» **What you have to do**:
Pull out from the material below all lines with "layout".

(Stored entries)
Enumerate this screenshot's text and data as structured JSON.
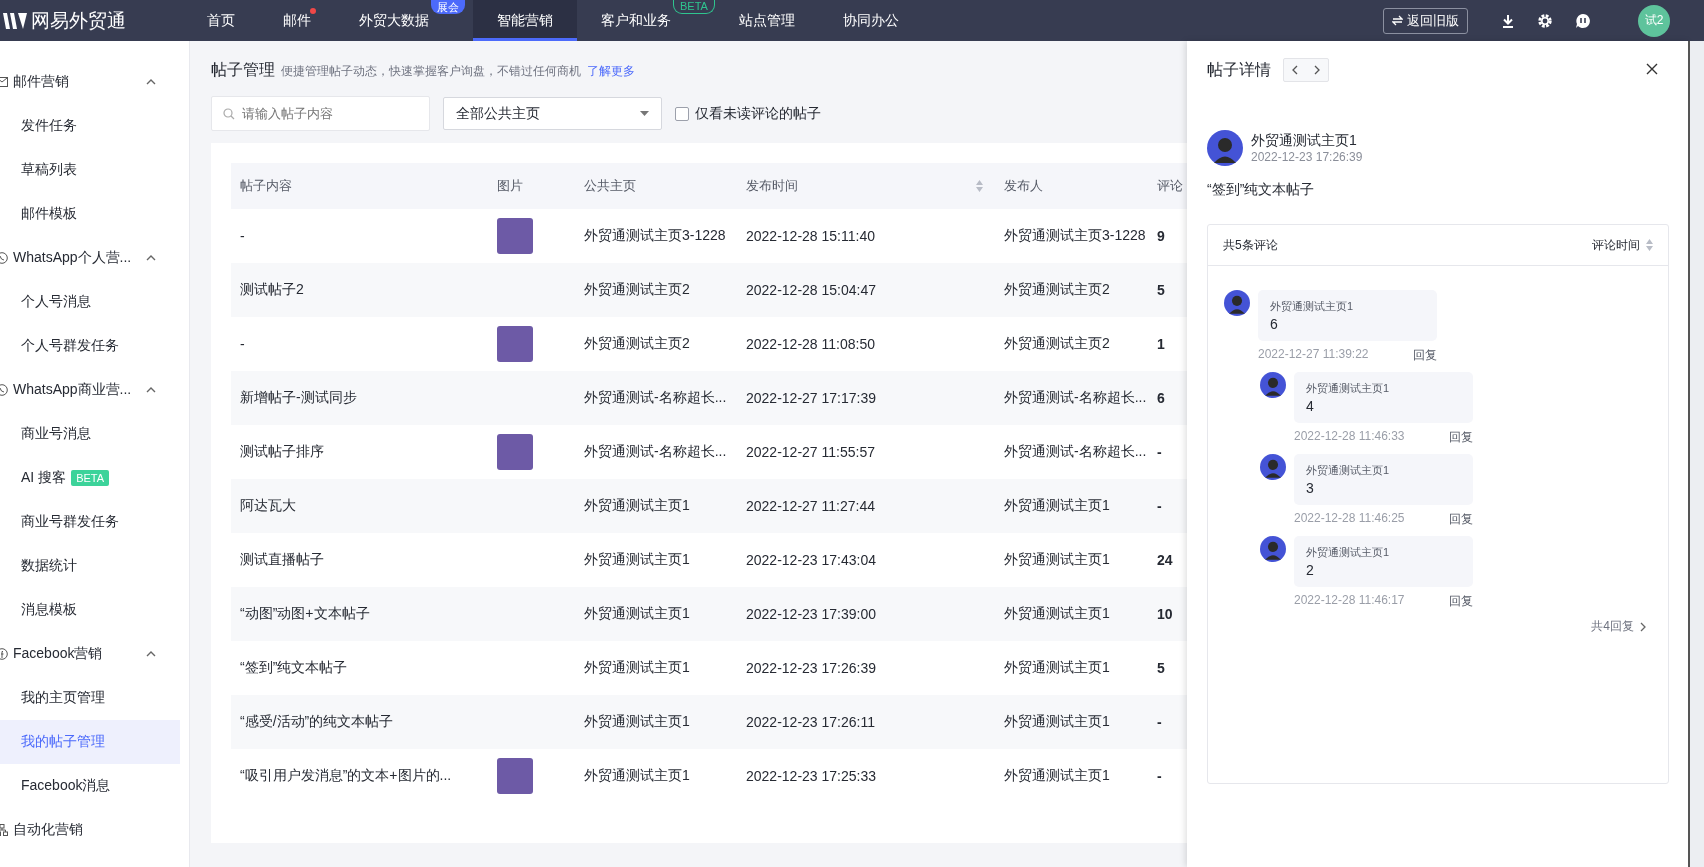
{
  "app": {
    "logo_text": "网易外贸通"
  },
  "nav": [
    {
      "label": "首页",
      "selected": false,
      "dot": false
    },
    {
      "label": "邮件",
      "selected": false,
      "dot": true
    },
    {
      "label": "外贸大数据",
      "selected": false,
      "dot": false,
      "badge": {
        "text": "展会",
        "kind": "filled"
      }
    },
    {
      "label": "智能营销",
      "selected": true,
      "dot": false
    },
    {
      "label": "客户和业务",
      "selected": false,
      "dot": false,
      "badge": {
        "text": "BETA",
        "kind": "outline"
      }
    },
    {
      "label": "站点管理",
      "selected": false,
      "dot": false
    },
    {
      "label": "协同办公",
      "selected": false,
      "dot": false
    }
  ],
  "header_actions": {
    "back_button": "返回旧版",
    "avatar": "试2"
  },
  "sidebar": {
    "groups": [
      {
        "label": "邮件营销",
        "kind": "mail",
        "expanded": true,
        "items": [
          {
            "label": "发件任务",
            "selected": false
          },
          {
            "label": "草稿列表",
            "selected": false
          },
          {
            "label": "邮件模板",
            "selected": false
          }
        ]
      },
      {
        "label": "WhatsApp个人营...",
        "kind": "whatsapp",
        "expanded": true,
        "items": [
          {
            "label": "个人号消息",
            "selected": false
          },
          {
            "label": "个人号群发任务",
            "selected": false
          }
        ]
      },
      {
        "label": "WhatsApp商业营...",
        "kind": "whatsapp",
        "expanded": true,
        "items": [
          {
            "label": "商业号消息",
            "selected": false
          },
          {
            "label": "AI 搜客",
            "selected": false,
            "badge": "BETA"
          },
          {
            "label": "商业号群发任务",
            "selected": false
          },
          {
            "label": "数据统计",
            "selected": false
          },
          {
            "label": "消息模板",
            "selected": false
          }
        ]
      },
      {
        "label": "Facebook营销",
        "kind": "facebook",
        "expanded": true,
        "items": [
          {
            "label": "我的主页管理",
            "selected": false
          },
          {
            "label": "我的帖子管理",
            "selected": true
          },
          {
            "label": "Facebook消息",
            "selected": false
          }
        ]
      },
      {
        "label": "自动化营销",
        "kind": "flow"
      }
    ]
  },
  "page": {
    "title": "帖子管理",
    "subtitle": "便捷管理帖子动态，快速掌握客户询盘，不错过任何商机",
    "link": "了解更多",
    "search": {
      "placeholder": "请输入帖子内容"
    },
    "filter": {
      "value": "全部公共主页"
    },
    "unread_only": {
      "label": "仅看未读评论的帖子",
      "checked": false
    }
  },
  "table": {
    "columns": [
      {
        "label": "帖子内容",
        "sortable": false
      },
      {
        "label": "图片",
        "sortable": false
      },
      {
        "label": "公共主页",
        "sortable": false
      },
      {
        "label": "发布时间",
        "sortable": true
      },
      {
        "label": "发布人",
        "sortable": false
      },
      {
        "label": "评论"
      }
    ],
    "rows": [
      {
        "content": "-",
        "image": true,
        "page": "外贸通测试主页3-1228",
        "time": "2022-12-28 15:11:40",
        "publisher": "外贸通测试主页3-1228",
        "comments": "9"
      },
      {
        "content": "测试帖子2",
        "image": false,
        "page": "外贸通测试主页2",
        "time": "2022-12-28 15:04:47",
        "publisher": "外贸通测试主页2",
        "comments": "5"
      },
      {
        "content": "-",
        "image": true,
        "page": "外贸通测试主页2",
        "time": "2022-12-28 11:08:50",
        "publisher": "外贸通测试主页2",
        "comments": "1"
      },
      {
        "content": "新增帖子-测试同步",
        "image": false,
        "page": "外贸通测试-名称超长...",
        "time": "2022-12-27 17:17:39",
        "publisher": "外贸通测试-名称超长...",
        "comments": "6"
      },
      {
        "content": "测试帖子排序",
        "image": true,
        "page": "外贸通测试-名称超长...",
        "time": "2022-12-27 11:55:57",
        "publisher": "外贸通测试-名称超长...",
        "comments": "-"
      },
      {
        "content": "阿达瓦大",
        "image": false,
        "page": "外贸通测试主页1",
        "time": "2022-12-27 11:27:44",
        "publisher": "外贸通测试主页1",
        "comments": "-"
      },
      {
        "content": "测试直播帖子",
        "image": false,
        "page": "外贸通测试主页1",
        "time": "2022-12-23 17:43:04",
        "publisher": "外贸通测试主页1",
        "comments": "24"
      },
      {
        "content": "“动图”动图+文本帖子",
        "image": false,
        "page": "外贸通测试主页1",
        "time": "2022-12-23 17:39:00",
        "publisher": "外贸通测试主页1",
        "comments": "10"
      },
      {
        "content": "“签到”纯文本帖子",
        "image": false,
        "page": "外贸通测试主页1",
        "time": "2022-12-23 17:26:39",
        "publisher": "外贸通测试主页1",
        "comments": "5"
      },
      {
        "content": "“感受/活动”的纯文本帖子",
        "image": false,
        "page": "外贸通测试主页1",
        "time": "2022-12-23 17:26:11",
        "publisher": "外贸通测试主页1",
        "comments": "-"
      },
      {
        "content": "“吸引用户发消息”的文本+图片的...",
        "image": true,
        "page": "外贸通测试主页1",
        "time": "2022-12-23 17:25:33",
        "publisher": "外贸通测试主页1",
        "comments": "-"
      }
    ]
  },
  "detail": {
    "title": "帖子详情",
    "author": "外贸通测试主页1",
    "time": "2022-12-23 17:26:39",
    "text": "“签到”纯文本帖子",
    "comment_count": "共5条评论",
    "sort_label": "评论时间",
    "comments": [
      {
        "author": "外贸通测试主页1",
        "text": "6",
        "time": "2022-12-27 11:39:22",
        "reply": "回复",
        "children": [
          {
            "author": "外贸通测试主页1",
            "text": "4",
            "time": "2022-12-28 11:46:33",
            "reply": "回复"
          },
          {
            "author": "外贸通测试主页1",
            "text": "3",
            "time": "2022-12-28 11:46:25",
            "reply": "回复"
          },
          {
            "author": "外贸通测试主页1",
            "text": "2",
            "time": "2022-12-28 11:46:17",
            "reply": "回复"
          }
        ]
      }
    ],
    "more_replies": "共4回复"
  }
}
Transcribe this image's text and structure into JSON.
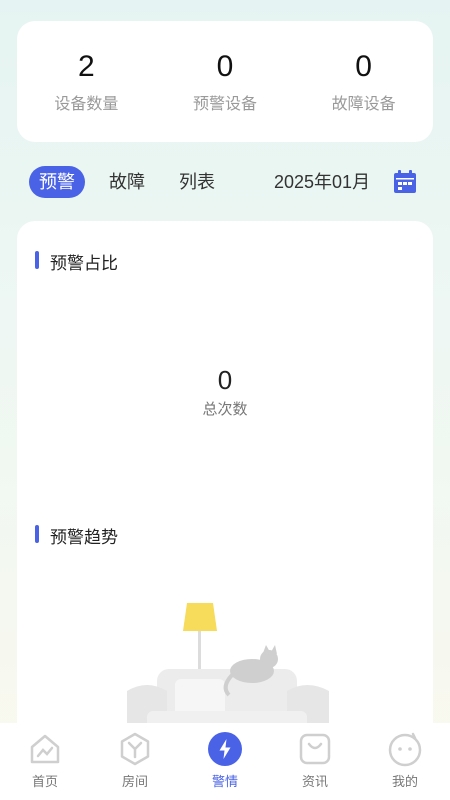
{
  "stats": [
    {
      "value": "2",
      "label": "设备数量"
    },
    {
      "value": "0",
      "label": "预警设备"
    },
    {
      "value": "0",
      "label": "故障设备"
    }
  ],
  "tabs": [
    {
      "label": "预警",
      "active": true
    },
    {
      "label": "故障",
      "active": false
    },
    {
      "label": "列表",
      "active": false
    }
  ],
  "date": "2025年01月",
  "sections": {
    "ratio_title": "预警占比",
    "total_value": "0",
    "total_label": "总次数",
    "trend_title": "预警趋势"
  },
  "nav": [
    {
      "label": "首页",
      "icon": "home-icon"
    },
    {
      "label": "房间",
      "icon": "room-icon"
    },
    {
      "label": "警情",
      "icon": "alert-icon",
      "active": true
    },
    {
      "label": "资讯",
      "icon": "news-icon"
    },
    {
      "label": "我的",
      "icon": "profile-icon"
    }
  ],
  "colors": {
    "accent": "#4a63e6",
    "lamp": "#f6dc5a"
  }
}
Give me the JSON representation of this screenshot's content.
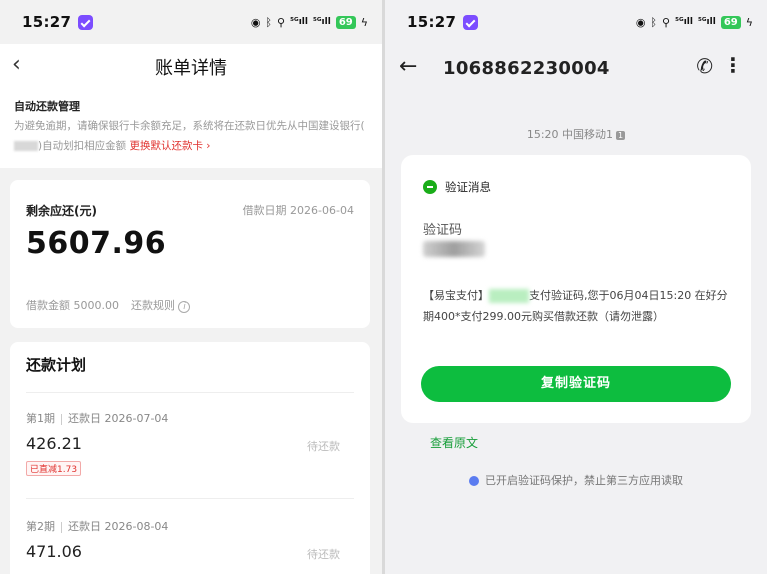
{
  "left": {
    "status": {
      "time": "15:27",
      "battery": "69"
    },
    "header": {
      "back_icon": "‹",
      "title": "账单详情"
    },
    "notice": {
      "title": "自动还款管理",
      "text_part1": "为避免逾期，请确保银行卡余额充足，系统将在还款日优先从中国建设银行(",
      "text_part2": ")自动划扣相应金额",
      "link": "更换默认还款卡"
    },
    "balance": {
      "label": "剩余应还(元)",
      "date": "借款日期 2026-06-04",
      "amount": "5607.96",
      "loan_amount": "借款金额 5000.00",
      "rules": "还款规则"
    },
    "plan": {
      "title": "还款计划",
      "periods": [
        {
          "period": "第1期",
          "due": "还款日 2026-07-04",
          "amount": "426.21",
          "status": "待还款",
          "tag": "已直减1.73"
        },
        {
          "period": "第2期",
          "due": "还款日 2026-08-04",
          "amount": "471.06",
          "status": "待还款",
          "tag": ""
        }
      ]
    }
  },
  "right": {
    "status": {
      "time": "15:27",
      "battery": "69"
    },
    "sender": "1068862230004",
    "timestamp": "15:20 中国移动1",
    "sim_badge": "1",
    "message": {
      "header": "验证消息",
      "code_label": "验证码",
      "body_part1": "【易宝支付】",
      "body_part2": "支付验证码,您于06月04日15:20 在好分期400*支付299.00元购买借款还款（请勿泄露）",
      "copy_button": "复制验证码"
    },
    "view_original": "查看原文",
    "protection": "已开启验证码保护，禁止第三方应用读取"
  },
  "colors": {
    "accent_red": "#e0322f",
    "accent_green": "#0dbd3f",
    "badge_purple": "#7c4dff"
  }
}
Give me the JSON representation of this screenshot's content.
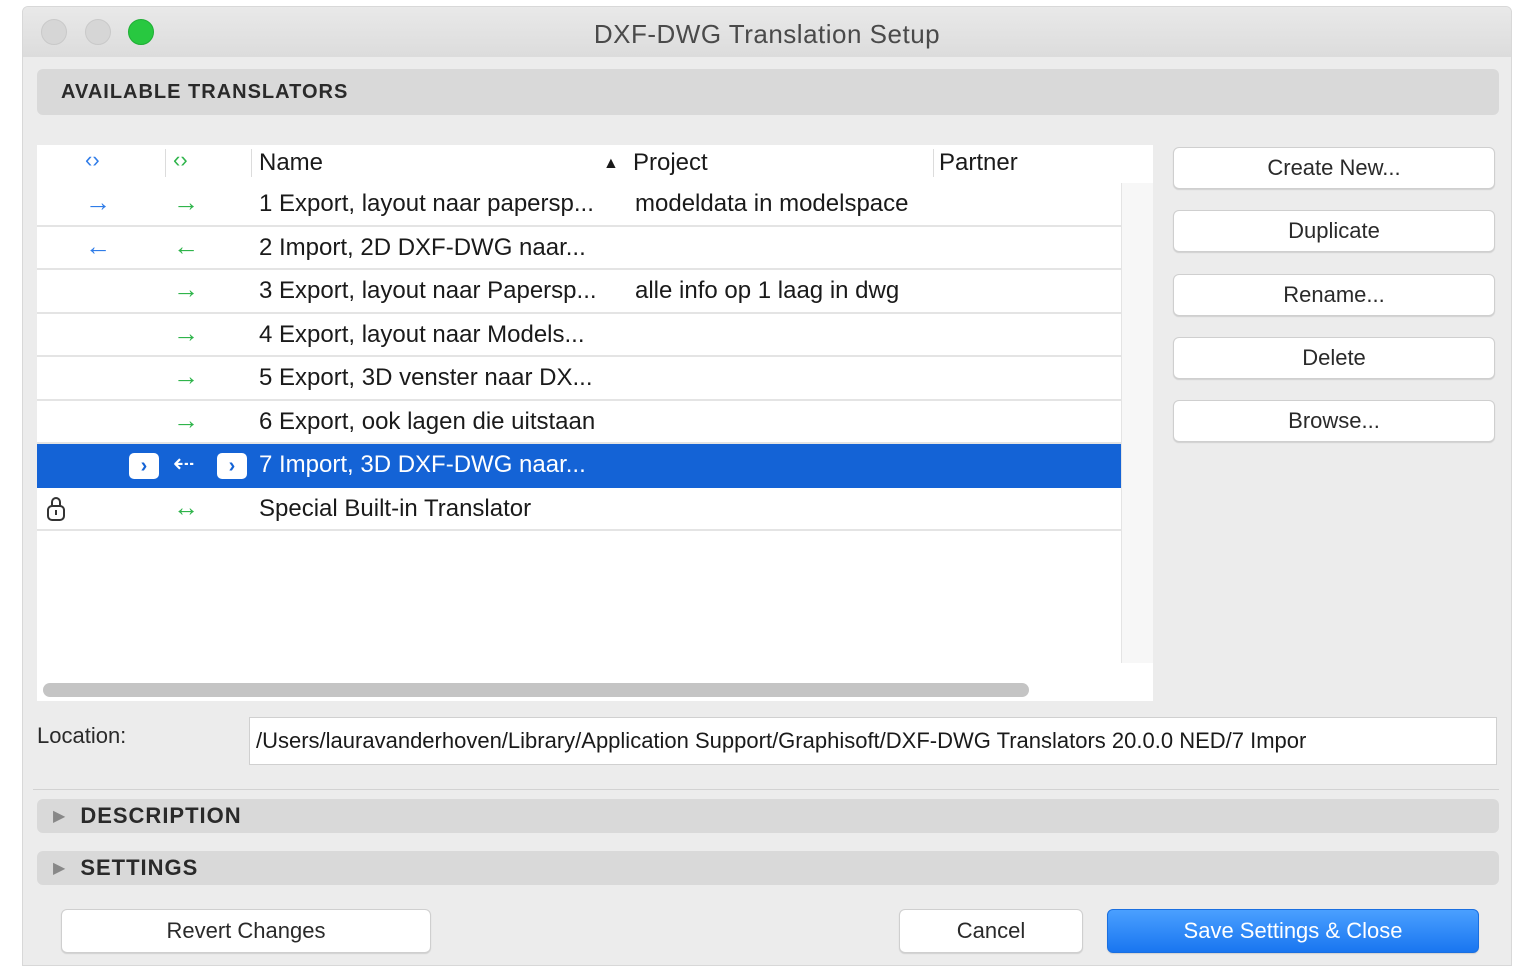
{
  "window": {
    "title": "DXF-DWG Translation Setup"
  },
  "translators": {
    "header": "AVAILABLE TRANSLATORS",
    "columns": {
      "icon1": "‹›",
      "icon2": "‹›",
      "name": "Name",
      "project": "Project",
      "partner": "Partner",
      "sort_indicator": "▲"
    },
    "rows": [
      {
        "dir1": "→",
        "dir2": "→",
        "name": "1 Export, layout naar papersp...",
        "project": "modeldata in modelspace"
      },
      {
        "dir1": "←",
        "dir2": "←",
        "name": "2 Import, 2D DXF-DWG naar...",
        "project": ""
      },
      {
        "dir1": "",
        "dir2": "→",
        "name": "3 Export, layout naar Papersp...",
        "project": "alle info op 1 laag in dwg"
      },
      {
        "dir1": "",
        "dir2": "→",
        "name": "4 Export, layout naar Models...",
        "project": ""
      },
      {
        "dir1": "",
        "dir2": "→",
        "name": "5 Export, 3D venster naar DX...",
        "project": ""
      },
      {
        "dir1": "",
        "dir2": "→",
        "name": "6 Export, ook lagen die uitstaan",
        "project": ""
      },
      {
        "dir1": "",
        "dir2": "⇠",
        "name": "7 Import, 3D DXF-DWG naar...",
        "project": "",
        "selected": true,
        "badge1": "›",
        "badge2": "›"
      },
      {
        "dir1": "",
        "dir2": "↔",
        "name": "Special Built-in Translator",
        "project": "",
        "lock_icon": "lock-icon"
      }
    ]
  },
  "side_buttons": {
    "create_new": "Create New...",
    "duplicate": "Duplicate",
    "rename": "Rename...",
    "delete": "Delete",
    "browse": "Browse..."
  },
  "location": {
    "label": "Location:",
    "value": "/Users/lauravanderhoven/Library/Application Support/Graphisoft/DXF-DWG Translators 20.0.0 NED/7 Impor"
  },
  "sections": {
    "description": "DESCRIPTION",
    "settings": "SETTINGS",
    "disclosure": "▶"
  },
  "footer": {
    "revert": "Revert Changes",
    "cancel": "Cancel",
    "save": "Save Settings & Close"
  },
  "colors": {
    "selection": "#1463d6",
    "export_arrow": "#2f7ce8",
    "import_arrow": "#2fb44b",
    "primary_button": "#1976f0"
  }
}
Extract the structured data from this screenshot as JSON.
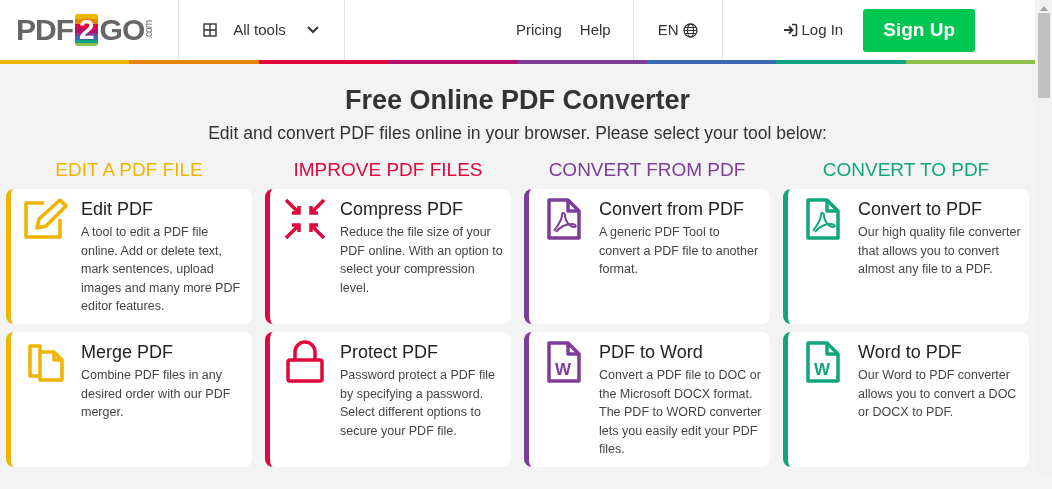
{
  "header": {
    "logo": {
      "left": "PDF",
      "badge": "2",
      "right": "GO",
      "suffix": ".com"
    },
    "all_tools": "All tools",
    "nav": [
      "Pricing",
      "Help"
    ],
    "language": "EN",
    "login": "Log In",
    "signup": "Sign Up"
  },
  "title": "Free Online PDF Converter",
  "subtitle": "Edit and convert PDF files online in your browser. Please select your tool below:",
  "columns": [
    {
      "heading": "EDIT A PDF FILE",
      "color": "#f0b400",
      "tools": [
        {
          "kind": "pencil",
          "name": "Edit PDF",
          "description": "A tool to edit a PDF file online. Add or delete text, mark sentences, upload images and many more PDF editor features."
        },
        {
          "kind": "merge",
          "name": "Merge PDF",
          "description": "Combine PDF files in any desired order with our PDF merger."
        }
      ]
    },
    {
      "heading": "IMPROVE PDF FILES",
      "color": "#e0073b",
      "tools": [
        {
          "kind": "compress",
          "name": "Compress PDF",
          "description": "Reduce the file size of your PDF online. With an option to select your compression level."
        },
        {
          "kind": "lock",
          "name": "Protect PDF",
          "description": "Password protect a PDF file by specifying a password. Select different options to secure your PDF file."
        }
      ]
    },
    {
      "heading": "CONVERT FROM PDF",
      "color": "#7d3c98",
      "tools": [
        {
          "kind": "pdf",
          "name": "Convert from PDF",
          "description": "A generic PDF Tool to convert a PDF file to another format."
        },
        {
          "kind": "word",
          "icon_text": "W",
          "name": "PDF to Word",
          "description": "Convert a PDF file to DOC or the Microsoft DOCX format. The PDF to WORD converter lets you easily edit your PDF files."
        }
      ]
    },
    {
      "heading": "CONVERT TO PDF",
      "color": "#12a67e",
      "tools": [
        {
          "kind": "pdf",
          "name": "Convert to PDF",
          "description": "Our high quality file converter that allows you to convert almost any file to a PDF."
        },
        {
          "kind": "word",
          "icon_text": "W",
          "name": "Word to PDF",
          "description": "Our Word to PDF converter allows you to convert a DOC or DOCX to PDF."
        }
      ]
    }
  ]
}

» **The answer**:
        "name": "1 Export, layout naar papersp...",
        "name": "3 Export, layout naar Papersp...",
        "name": "4 Export, layout naar Models...",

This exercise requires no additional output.